[Dataset entries on figures]

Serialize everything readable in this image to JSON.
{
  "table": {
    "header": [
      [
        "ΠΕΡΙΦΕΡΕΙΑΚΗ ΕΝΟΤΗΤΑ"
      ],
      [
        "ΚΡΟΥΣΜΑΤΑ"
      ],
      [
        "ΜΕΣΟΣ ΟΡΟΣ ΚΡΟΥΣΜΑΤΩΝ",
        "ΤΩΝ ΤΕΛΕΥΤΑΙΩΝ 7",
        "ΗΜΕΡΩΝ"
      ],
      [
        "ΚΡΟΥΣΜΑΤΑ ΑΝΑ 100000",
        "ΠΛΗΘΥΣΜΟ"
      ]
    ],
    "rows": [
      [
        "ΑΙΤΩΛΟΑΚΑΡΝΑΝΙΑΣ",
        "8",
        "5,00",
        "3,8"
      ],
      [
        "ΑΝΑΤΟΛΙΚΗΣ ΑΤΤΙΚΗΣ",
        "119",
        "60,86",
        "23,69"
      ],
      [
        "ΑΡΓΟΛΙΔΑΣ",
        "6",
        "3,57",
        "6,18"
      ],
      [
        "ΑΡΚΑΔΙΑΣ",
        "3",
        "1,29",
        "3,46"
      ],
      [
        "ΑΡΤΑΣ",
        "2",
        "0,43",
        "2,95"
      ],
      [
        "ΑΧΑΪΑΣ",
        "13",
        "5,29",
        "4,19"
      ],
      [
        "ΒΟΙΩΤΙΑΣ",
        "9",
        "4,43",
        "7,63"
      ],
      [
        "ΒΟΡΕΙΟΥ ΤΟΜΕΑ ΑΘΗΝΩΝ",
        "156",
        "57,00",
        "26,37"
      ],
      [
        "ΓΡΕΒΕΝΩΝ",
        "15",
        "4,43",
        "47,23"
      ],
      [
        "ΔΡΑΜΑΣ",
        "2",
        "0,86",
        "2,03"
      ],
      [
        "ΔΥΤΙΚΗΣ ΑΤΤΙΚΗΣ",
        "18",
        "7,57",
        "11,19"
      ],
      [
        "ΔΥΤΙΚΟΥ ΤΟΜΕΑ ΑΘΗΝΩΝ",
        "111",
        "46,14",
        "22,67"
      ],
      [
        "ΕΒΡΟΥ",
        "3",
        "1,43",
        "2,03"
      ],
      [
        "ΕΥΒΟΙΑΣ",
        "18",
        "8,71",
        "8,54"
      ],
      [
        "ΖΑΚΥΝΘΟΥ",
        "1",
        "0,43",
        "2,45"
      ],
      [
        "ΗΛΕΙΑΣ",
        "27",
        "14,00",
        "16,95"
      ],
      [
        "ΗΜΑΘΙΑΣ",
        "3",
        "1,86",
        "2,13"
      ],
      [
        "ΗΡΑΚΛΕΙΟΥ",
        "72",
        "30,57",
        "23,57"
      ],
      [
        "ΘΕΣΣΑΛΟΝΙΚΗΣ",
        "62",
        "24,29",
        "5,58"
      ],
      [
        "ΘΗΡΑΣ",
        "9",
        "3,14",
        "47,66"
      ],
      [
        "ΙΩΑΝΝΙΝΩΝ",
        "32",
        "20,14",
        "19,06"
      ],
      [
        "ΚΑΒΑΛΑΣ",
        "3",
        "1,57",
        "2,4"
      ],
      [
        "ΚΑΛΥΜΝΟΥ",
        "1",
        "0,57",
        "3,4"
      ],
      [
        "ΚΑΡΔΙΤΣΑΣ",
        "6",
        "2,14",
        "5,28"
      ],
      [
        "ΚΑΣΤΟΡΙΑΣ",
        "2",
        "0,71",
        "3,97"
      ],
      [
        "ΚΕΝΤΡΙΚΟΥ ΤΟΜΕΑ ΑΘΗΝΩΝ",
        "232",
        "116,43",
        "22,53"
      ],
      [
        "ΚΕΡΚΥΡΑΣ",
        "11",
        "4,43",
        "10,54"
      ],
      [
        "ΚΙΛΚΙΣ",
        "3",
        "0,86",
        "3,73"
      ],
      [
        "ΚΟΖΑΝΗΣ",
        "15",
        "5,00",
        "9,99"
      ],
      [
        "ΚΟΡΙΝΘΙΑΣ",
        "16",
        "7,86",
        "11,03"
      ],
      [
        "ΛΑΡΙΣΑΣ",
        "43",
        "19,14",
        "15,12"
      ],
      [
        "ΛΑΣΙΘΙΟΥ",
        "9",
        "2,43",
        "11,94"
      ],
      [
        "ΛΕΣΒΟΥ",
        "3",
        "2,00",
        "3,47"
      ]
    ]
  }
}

▸ **SHORT EXERCISE**:
Reproduce each entry from the records above, character for character.

▸ **THE REPLY**:
Serialize everything readable in this image to JSON.
{
  "table": {
    "header": [
      [
        "ΠΕΡΙΦΕΡΕΙΑΚΗ ΕΝΟΤΗΤΑ"
      ],
      [
        "ΚΡΟΥΣΜΑΤΑ"
      ],
      [
        "ΜΕΣΟΣ ΟΡΟΣ ΚΡΟΥΣΜΑΤΩΝ",
        "ΤΩΝ ΤΕΛΕΥΤΑΙΩΝ 7",
        "ΗΜΕΡΩΝ"
      ],
      [
        "ΚΡΟΥΣΜΑΤΑ ΑΝΑ 100000",
        "ΠΛΗΘΥΣΜΟ"
      ]
    ],
    "rows": [
      [
        "ΑΙΤΩΛΟΑΚΑΡΝΑΝΙΑΣ",
        "8",
        "5,00",
        "3,8"
      ],
      [
        "ΑΝΑΤΟΛΙΚΗΣ ΑΤΤΙΚΗΣ",
        "119",
        "60,86",
        "23,69"
      ],
      [
        "ΑΡΓΟΛΙΔΑΣ",
        "6",
        "3,57",
        "6,18"
      ],
      [
        "ΑΡΚΑΔΙΑΣ",
        "3",
        "1,29",
        "3,46"
      ],
      [
        "ΑΡΤΑΣ",
        "2",
        "0,43",
        "2,95"
      ],
      [
        "ΑΧΑΪΑΣ",
        "13",
        "5,29",
        "4,19"
      ],
      [
        "ΒΟΙΩΤΙΑΣ",
        "9",
        "4,43",
        "7,63"
      ],
      [
        "ΒΟΡΕΙΟΥ ΤΟΜΕΑ ΑΘΗΝΩΝ",
        "156",
        "57,00",
        "26,37"
      ],
      [
        "ΓΡΕΒΕΝΩΝ",
        "15",
        "4,43",
        "47,23"
      ],
      [
        "ΔΡΑΜΑΣ",
        "2",
        "0,86",
        "2,03"
      ],
      [
        "ΔΥΤΙΚΗΣ ΑΤΤΙΚΗΣ",
        "18",
        "7,57",
        "11,19"
      ],
      [
        "ΔΥΤΙΚΟΥ ΤΟΜΕΑ ΑΘΗΝΩΝ",
        "111",
        "46,14",
        "22,67"
      ],
      [
        "ΕΒΡΟΥ",
        "3",
        "1,43",
        "2,03"
      ],
      [
        "ΕΥΒΟΙΑΣ",
        "18",
        "8,71",
        "8,54"
      ],
      [
        "ΖΑΚΥΝΘΟΥ",
        "1",
        "0,43",
        "2,45"
      ],
      [
        "ΗΛΕΙΑΣ",
        "27",
        "14,00",
        "16,95"
      ],
      [
        "ΗΜΑΘΙΑΣ",
        "3",
        "1,86",
        "2,13"
      ],
      [
        "ΗΡΑΚΛΕΙΟΥ",
        "72",
        "30,57",
        "23,57"
      ],
      [
        "ΘΕΣΣΑΛΟΝΙΚΗΣ",
        "62",
        "24,29",
        "5,58"
      ],
      [
        "ΘΗΡΑΣ",
        "9",
        "3,14",
        "47,66"
      ],
      [
        "ΙΩΑΝΝΙΝΩΝ",
        "32",
        "20,14",
        "19,06"
      ],
      [
        "ΚΑΒΑΛΑΣ",
        "3",
        "1,57",
        "2,4"
      ],
      [
        "ΚΑΛΥΜΝΟΥ",
        "1",
        "0,57",
        "3,4"
      ],
      [
        "ΚΑΡΔΙΤΣΑΣ",
        "6",
        "2,14",
        "5,28"
      ],
      [
        "ΚΑΣΤΟΡΙΑΣ",
        "2",
        "0,71",
        "3,97"
      ],
      [
        "ΚΕΝΤΡΙΚΟΥ ΤΟΜΕΑ ΑΘΗΝΩΝ",
        "232",
        "116,43",
        "22,53"
      ],
      [
        "ΚΕΡΚΥΡΑΣ",
        "11",
        "4,43",
        "10,54"
      ],
      [
        "ΚΙΛΚΙΣ",
        "3",
        "0,86",
        "3,73"
      ],
      [
        "ΚΟΖΑΝΗΣ",
        "15",
        "5,00",
        "9,99"
      ],
      [
        "ΚΟΡΙΝΘΙΑΣ",
        "16",
        "7,86",
        "11,03"
      ],
      [
        "ΛΑΡΙΣΑΣ",
        "43",
        "19,14",
        "15,12"
      ],
      [
        "ΛΑΣΙΘΙΟΥ",
        "9",
        "2,43",
        "11,94"
      ],
      [
        "ΛΕΣΒΟΥ",
        "3",
        "2,00",
        "3,47"
      ]
    ]
  }
}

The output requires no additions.